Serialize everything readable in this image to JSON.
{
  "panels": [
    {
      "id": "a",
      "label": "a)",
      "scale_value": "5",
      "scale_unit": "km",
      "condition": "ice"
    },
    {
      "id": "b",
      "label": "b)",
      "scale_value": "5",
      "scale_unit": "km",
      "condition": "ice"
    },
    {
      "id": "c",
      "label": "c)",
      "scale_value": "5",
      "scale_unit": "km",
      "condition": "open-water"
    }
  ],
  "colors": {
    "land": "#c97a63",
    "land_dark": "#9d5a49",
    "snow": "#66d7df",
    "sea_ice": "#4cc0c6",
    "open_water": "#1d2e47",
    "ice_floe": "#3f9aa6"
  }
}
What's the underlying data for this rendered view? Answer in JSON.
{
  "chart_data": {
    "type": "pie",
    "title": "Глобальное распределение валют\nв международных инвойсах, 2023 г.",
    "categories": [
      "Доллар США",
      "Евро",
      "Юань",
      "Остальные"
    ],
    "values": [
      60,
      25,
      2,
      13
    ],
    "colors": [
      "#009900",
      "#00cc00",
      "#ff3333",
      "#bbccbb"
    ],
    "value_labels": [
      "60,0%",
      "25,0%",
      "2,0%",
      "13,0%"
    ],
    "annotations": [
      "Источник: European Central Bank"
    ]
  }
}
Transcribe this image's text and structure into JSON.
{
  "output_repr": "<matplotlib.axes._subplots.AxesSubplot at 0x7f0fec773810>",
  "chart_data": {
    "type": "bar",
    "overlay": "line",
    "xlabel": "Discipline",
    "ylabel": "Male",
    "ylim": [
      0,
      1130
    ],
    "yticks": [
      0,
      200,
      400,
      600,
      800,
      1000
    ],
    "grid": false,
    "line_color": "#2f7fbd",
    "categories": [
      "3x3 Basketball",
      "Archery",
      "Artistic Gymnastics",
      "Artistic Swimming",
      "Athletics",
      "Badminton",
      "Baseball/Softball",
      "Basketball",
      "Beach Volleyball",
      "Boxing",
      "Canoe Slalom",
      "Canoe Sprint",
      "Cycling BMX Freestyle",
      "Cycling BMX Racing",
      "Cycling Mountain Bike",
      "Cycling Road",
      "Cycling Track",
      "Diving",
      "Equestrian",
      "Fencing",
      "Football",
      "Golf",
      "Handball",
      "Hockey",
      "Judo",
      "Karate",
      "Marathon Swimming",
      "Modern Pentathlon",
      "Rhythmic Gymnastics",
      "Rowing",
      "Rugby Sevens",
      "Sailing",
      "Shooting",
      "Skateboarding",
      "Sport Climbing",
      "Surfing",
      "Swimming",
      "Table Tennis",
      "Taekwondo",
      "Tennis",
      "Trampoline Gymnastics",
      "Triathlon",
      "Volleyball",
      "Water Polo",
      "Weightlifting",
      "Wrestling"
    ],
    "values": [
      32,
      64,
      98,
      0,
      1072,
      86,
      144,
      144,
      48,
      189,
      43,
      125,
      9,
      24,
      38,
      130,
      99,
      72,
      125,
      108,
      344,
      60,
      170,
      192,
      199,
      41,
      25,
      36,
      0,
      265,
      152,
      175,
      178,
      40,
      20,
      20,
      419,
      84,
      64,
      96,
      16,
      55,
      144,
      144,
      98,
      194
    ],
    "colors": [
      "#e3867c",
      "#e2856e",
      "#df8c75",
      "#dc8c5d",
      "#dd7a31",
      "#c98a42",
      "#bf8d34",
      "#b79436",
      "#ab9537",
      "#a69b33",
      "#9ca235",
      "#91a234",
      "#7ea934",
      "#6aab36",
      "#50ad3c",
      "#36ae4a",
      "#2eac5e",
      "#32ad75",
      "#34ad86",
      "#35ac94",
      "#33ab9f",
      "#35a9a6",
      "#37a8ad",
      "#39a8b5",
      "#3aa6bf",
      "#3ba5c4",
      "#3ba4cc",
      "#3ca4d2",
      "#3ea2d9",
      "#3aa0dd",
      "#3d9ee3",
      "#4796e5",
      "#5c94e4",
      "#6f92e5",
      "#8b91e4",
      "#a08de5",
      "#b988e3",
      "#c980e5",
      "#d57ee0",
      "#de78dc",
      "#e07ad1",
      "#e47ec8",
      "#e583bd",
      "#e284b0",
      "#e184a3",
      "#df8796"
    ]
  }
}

EXERCISE OBJECTIVE –
Report how many lines in the listing above include the word "image". Give nothing but the number.

RESULT OF THIS TASK –
2